Task statement –
Your answer should be only a number: how many lines include the word "shrub".

[start of Data listing]

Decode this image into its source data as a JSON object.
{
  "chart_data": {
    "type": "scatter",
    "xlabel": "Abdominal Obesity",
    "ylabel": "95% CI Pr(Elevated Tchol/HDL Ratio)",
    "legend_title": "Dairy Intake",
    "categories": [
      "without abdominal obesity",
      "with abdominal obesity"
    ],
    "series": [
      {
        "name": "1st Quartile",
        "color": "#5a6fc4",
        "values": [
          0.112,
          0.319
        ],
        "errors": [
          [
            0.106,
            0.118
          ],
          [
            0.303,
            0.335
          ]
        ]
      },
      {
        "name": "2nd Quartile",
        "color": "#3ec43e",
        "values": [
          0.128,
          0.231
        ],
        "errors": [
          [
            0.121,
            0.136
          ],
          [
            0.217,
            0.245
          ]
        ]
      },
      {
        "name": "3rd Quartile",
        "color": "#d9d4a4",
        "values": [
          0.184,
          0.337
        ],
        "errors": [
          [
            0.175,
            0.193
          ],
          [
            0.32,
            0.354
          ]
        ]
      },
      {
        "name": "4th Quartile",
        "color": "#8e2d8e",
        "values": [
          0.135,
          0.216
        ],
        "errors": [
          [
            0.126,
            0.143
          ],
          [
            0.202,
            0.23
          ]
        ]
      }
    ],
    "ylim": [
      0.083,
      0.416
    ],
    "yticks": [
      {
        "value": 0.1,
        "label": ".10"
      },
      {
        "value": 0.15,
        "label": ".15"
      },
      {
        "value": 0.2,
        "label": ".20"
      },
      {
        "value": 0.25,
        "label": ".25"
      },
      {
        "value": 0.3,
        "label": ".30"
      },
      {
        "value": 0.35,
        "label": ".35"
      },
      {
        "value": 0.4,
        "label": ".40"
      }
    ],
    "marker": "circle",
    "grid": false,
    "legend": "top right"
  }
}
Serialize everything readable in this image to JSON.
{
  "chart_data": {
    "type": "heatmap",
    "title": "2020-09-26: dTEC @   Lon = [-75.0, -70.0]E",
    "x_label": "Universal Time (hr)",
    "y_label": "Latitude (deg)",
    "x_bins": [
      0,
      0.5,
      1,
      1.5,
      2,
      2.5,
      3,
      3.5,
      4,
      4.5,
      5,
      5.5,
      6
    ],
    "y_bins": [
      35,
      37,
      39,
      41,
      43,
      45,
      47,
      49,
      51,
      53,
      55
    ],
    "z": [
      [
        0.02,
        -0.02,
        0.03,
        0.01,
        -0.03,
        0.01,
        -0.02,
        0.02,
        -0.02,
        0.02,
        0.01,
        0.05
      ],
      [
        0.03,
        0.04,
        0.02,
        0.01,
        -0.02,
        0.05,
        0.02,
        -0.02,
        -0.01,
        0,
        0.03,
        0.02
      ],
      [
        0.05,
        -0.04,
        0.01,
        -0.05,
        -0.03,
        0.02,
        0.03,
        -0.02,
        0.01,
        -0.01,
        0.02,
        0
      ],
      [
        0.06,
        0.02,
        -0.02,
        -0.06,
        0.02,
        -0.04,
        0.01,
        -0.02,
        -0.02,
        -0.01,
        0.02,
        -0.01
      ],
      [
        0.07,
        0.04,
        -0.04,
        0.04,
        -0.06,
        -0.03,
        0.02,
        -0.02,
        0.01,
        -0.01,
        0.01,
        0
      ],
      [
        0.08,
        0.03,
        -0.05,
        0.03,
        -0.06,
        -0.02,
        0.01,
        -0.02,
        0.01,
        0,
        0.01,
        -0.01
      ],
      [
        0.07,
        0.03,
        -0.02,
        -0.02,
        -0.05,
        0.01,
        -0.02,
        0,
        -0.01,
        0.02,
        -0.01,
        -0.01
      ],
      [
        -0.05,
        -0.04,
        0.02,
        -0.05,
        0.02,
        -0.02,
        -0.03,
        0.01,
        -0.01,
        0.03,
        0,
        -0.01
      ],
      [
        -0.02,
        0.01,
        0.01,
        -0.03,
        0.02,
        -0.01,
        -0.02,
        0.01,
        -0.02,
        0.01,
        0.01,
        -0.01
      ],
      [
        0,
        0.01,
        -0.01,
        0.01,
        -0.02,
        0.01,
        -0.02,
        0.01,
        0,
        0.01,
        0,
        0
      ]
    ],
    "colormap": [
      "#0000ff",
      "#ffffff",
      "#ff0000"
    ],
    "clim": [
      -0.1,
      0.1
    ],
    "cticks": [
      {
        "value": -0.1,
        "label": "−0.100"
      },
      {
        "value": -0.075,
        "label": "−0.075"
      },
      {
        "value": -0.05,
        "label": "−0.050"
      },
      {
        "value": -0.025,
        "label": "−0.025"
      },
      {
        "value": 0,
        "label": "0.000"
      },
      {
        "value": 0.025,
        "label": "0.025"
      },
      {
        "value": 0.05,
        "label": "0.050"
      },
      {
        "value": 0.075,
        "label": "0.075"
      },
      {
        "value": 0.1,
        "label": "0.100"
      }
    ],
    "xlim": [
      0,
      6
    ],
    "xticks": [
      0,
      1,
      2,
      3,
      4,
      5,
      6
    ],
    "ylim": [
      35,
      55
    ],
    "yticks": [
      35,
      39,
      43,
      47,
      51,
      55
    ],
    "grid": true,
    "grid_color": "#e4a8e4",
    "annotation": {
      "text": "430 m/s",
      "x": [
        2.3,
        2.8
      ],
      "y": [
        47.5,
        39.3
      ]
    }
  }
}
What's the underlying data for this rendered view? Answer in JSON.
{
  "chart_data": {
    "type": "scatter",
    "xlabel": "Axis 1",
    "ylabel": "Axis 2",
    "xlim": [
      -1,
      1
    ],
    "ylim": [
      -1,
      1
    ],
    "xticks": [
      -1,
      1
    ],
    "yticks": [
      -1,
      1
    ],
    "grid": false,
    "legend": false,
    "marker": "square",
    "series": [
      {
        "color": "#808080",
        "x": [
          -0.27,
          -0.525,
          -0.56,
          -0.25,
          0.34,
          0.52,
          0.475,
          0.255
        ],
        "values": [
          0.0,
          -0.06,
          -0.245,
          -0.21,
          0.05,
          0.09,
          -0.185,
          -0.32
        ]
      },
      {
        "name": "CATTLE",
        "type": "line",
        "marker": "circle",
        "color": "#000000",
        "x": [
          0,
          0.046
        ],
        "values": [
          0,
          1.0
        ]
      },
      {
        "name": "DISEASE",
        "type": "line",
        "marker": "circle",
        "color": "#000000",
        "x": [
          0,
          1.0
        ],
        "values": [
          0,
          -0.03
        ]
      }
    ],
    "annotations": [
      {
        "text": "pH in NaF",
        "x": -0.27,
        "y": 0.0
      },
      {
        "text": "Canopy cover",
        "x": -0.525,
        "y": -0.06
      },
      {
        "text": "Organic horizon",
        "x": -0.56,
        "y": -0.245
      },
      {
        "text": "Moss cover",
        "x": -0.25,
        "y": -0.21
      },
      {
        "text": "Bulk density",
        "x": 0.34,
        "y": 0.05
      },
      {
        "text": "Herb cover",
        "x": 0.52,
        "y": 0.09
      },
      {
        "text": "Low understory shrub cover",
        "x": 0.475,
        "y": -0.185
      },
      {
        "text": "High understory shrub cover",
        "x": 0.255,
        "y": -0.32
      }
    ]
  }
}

[end of Data listing]

Reply to the task –
2